━━━ RECORDS SHOWN

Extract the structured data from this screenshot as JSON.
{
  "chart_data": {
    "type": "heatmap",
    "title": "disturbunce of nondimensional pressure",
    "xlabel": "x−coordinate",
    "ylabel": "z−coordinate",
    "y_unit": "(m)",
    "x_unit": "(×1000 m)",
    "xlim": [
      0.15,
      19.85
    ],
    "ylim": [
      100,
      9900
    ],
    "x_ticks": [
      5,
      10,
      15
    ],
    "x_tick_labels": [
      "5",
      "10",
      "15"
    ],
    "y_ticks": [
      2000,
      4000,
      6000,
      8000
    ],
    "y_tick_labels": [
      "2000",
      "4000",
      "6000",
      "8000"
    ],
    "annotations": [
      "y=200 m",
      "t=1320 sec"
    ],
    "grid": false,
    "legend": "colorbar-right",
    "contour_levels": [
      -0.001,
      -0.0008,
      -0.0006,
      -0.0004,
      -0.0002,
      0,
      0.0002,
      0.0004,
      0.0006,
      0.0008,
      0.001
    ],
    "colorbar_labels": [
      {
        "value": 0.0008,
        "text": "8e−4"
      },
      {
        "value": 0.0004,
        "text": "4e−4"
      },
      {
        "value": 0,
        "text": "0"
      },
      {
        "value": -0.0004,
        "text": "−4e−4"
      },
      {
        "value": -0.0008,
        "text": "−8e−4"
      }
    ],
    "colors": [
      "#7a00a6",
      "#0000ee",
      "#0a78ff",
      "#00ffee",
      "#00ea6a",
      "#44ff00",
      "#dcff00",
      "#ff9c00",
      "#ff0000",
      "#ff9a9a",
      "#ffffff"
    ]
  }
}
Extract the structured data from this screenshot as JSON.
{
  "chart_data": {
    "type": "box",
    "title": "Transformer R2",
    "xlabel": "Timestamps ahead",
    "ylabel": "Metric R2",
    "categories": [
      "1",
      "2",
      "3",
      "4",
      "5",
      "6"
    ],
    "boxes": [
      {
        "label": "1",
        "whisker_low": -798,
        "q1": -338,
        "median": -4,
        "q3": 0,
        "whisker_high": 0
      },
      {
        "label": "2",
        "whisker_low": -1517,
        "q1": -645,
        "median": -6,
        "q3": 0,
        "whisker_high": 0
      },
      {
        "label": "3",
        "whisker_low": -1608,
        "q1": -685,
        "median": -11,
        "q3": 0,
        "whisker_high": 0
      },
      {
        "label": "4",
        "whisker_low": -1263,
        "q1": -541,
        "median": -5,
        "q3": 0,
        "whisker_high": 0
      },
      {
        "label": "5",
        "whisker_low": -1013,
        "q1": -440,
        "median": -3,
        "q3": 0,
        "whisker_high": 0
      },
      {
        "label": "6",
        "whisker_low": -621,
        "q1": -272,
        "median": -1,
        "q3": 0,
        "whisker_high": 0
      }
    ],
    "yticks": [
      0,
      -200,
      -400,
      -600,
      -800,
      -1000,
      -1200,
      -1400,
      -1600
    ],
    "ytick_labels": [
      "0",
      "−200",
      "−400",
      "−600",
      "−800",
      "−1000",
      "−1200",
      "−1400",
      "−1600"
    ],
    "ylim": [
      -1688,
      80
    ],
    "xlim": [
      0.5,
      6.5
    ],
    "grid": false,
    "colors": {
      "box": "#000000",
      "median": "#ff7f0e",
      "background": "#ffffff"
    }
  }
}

━━━━━━

**TASK REQUIREMENTS**.
Pick out each line above that includes "coordinate" and show it.

**THE RESULT**.
    "xlabel": "x−coordinate",
    "ylabel": "z−coordinate",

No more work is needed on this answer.